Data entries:
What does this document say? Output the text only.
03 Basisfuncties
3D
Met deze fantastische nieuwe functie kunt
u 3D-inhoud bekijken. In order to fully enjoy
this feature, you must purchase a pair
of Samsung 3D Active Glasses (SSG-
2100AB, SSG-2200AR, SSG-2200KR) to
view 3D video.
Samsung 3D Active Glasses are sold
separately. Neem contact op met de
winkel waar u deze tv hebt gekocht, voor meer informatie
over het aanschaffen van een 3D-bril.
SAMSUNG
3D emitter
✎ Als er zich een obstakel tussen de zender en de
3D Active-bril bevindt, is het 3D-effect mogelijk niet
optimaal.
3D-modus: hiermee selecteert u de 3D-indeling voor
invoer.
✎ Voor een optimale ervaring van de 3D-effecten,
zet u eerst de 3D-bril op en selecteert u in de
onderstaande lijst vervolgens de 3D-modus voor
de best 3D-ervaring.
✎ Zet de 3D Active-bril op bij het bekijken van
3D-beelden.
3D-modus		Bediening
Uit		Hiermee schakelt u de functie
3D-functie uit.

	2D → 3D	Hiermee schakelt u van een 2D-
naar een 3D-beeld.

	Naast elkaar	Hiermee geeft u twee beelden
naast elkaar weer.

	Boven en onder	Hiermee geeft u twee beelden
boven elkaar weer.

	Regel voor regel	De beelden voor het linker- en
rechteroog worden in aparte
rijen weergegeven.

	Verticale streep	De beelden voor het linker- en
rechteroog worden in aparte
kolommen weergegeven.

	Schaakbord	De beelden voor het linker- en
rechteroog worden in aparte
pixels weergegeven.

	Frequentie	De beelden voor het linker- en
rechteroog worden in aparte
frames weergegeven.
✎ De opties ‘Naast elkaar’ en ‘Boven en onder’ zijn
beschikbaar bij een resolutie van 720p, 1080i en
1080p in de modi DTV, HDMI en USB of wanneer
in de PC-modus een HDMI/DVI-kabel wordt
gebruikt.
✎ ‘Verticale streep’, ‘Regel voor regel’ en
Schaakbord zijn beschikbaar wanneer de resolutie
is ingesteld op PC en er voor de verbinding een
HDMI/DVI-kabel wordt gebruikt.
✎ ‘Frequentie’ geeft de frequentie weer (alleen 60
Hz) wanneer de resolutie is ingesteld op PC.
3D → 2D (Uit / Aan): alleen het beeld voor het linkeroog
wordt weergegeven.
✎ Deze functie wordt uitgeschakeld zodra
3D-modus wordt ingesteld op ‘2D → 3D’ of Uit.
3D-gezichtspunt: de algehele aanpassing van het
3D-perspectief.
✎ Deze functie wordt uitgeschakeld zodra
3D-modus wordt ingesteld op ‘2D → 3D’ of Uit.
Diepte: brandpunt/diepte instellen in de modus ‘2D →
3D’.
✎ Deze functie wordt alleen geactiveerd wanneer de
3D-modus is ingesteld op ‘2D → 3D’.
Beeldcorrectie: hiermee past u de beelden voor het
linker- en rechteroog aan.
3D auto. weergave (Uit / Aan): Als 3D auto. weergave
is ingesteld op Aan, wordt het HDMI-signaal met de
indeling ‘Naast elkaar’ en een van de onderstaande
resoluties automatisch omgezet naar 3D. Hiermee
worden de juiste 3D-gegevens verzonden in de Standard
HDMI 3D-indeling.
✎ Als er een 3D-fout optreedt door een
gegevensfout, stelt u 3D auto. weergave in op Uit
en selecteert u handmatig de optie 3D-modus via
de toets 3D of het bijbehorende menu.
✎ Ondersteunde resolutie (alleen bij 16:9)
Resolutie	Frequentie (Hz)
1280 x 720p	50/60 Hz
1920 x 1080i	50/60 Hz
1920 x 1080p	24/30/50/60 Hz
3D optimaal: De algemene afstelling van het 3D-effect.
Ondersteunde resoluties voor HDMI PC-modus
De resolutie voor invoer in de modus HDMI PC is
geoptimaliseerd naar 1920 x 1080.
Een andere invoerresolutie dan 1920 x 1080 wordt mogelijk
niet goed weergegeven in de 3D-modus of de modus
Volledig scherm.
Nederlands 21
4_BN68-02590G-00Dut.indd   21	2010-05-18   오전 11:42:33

Your objective:
Exactly reproduce every line of the data above.

Response for this exercise:
What does this document say? Output the text only.
03 Basisfuncties
3D
Met deze fantastische nieuwe functie kunt
u 3D-inhoud bekijken. In order to fully enjoy
this feature, you must purchase a pair
of Samsung 3D Active Glasses (SSG-
2100AB, SSG-2200AR, SSG-2200KR) to
view 3D video.
Samsung 3D Active Glasses are sold
separately. Neem contact op met de
winkel waar u deze tv hebt gekocht, voor meer informatie
over het aanschaffen van een 3D-bril.
SAMSUNG
3D emitter
✎ Als er zich een obstakel tussen de zender en de
3D Active-bril bevindt, is het 3D-effect mogelijk niet
optimaal.
3D-modus: hiermee selecteert u de 3D-indeling voor
invoer.
✎ Voor een optimale ervaring van de 3D-effecten,
zet u eerst de 3D-bril op en selecteert u in de
onderstaande lijst vervolgens de 3D-modus voor
de best 3D-ervaring.
✎ Zet de 3D Active-bril op bij het bekijken van
3D-beelden.
3D-modus		Bediening
Uit		Hiermee schakelt u de functie
3D-functie uit.

	2D → 3D	Hiermee schakelt u van een 2D-
naar een 3D-beeld.

	Naast elkaar	Hiermee geeft u twee beelden
naast elkaar weer.

	Boven en onder	Hiermee geeft u twee beelden
boven elkaar weer.

	Regel voor regel	De beelden voor het linker- en
rechteroog worden in aparte
rijen weergegeven.

	Verticale streep	De beelden voor het linker- en
rechteroog worden in aparte
kolommen weergegeven.

	Schaakbord	De beelden voor het linker- en
rechteroog worden in aparte
pixels weergegeven.

	Frequentie	De beelden voor het linker- en
rechteroog worden in aparte
frames weergegeven.
✎ De opties ‘Naast elkaar’ en ‘Boven en onder’ zijn
beschikbaar bij een resolutie van 720p, 1080i en
1080p in de modi DTV, HDMI en USB of wanneer
in de PC-modus een HDMI/DVI-kabel wordt
gebruikt.
✎ ‘Verticale streep’, ‘Regel voor regel’ en
Schaakbord zijn beschikbaar wanneer de resolutie
is ingesteld op PC en er voor de verbinding een
HDMI/DVI-kabel wordt gebruikt.
✎ ‘Frequentie’ geeft de frequentie weer (alleen 60
Hz) wanneer de resolutie is ingesteld op PC.
3D → 2D (Uit / Aan): alleen het beeld voor het linkeroog
wordt weergegeven.
✎ Deze functie wordt uitgeschakeld zodra
3D-modus wordt ingesteld op ‘2D → 3D’ of Uit.
3D-gezichtspunt: de algehele aanpassing van het
3D-perspectief.
✎ Deze functie wordt uitgeschakeld zodra
3D-modus wordt ingesteld op ‘2D → 3D’ of Uit.
Diepte: brandpunt/diepte instellen in de modus ‘2D →
3D’.
✎ Deze functie wordt alleen geactiveerd wanneer de
3D-modus is ingesteld op ‘2D → 3D’.
Beeldcorrectie: hiermee past u de beelden voor het
linker- en rechteroog aan.
3D auto. weergave (Uit / Aan): Als 3D auto. weergave
is ingesteld op Aan, wordt het HDMI-signaal met de
indeling ‘Naast elkaar’ en een van de onderstaande
resoluties automatisch omgezet naar 3D. Hiermee
worden de juiste 3D-gegevens verzonden in de Standard
HDMI 3D-indeling.
✎ Als er een 3D-fout optreedt door een
gegevensfout, stelt u 3D auto. weergave in op Uit
en selecteert u handmatig de optie 3D-modus via
de toets 3D of het bijbehorende menu.
✎ Ondersteunde resolutie (alleen bij 16:9)
Resolutie	Frequentie (Hz)
1280 x 720p	50/60 Hz
1920 x 1080i	50/60 Hz
1920 x 1080p	24/30/50/60 Hz
3D optimaal: De algemene afstelling van het 3D-effect.
Ondersteunde resoluties voor HDMI PC-modus
De resolutie voor invoer in de modus HDMI PC is
geoptimaliseerd naar 1920 x 1080.
Een andere invoerresolutie dan 1920 x 1080 wordt mogelijk
niet goed weergegeven in de 3D-modus of de modus
Volledig scherm.
Nederlands 21
4_BN68-02590G-00Dut.indd   21	2010-05-18   오전 11:42:33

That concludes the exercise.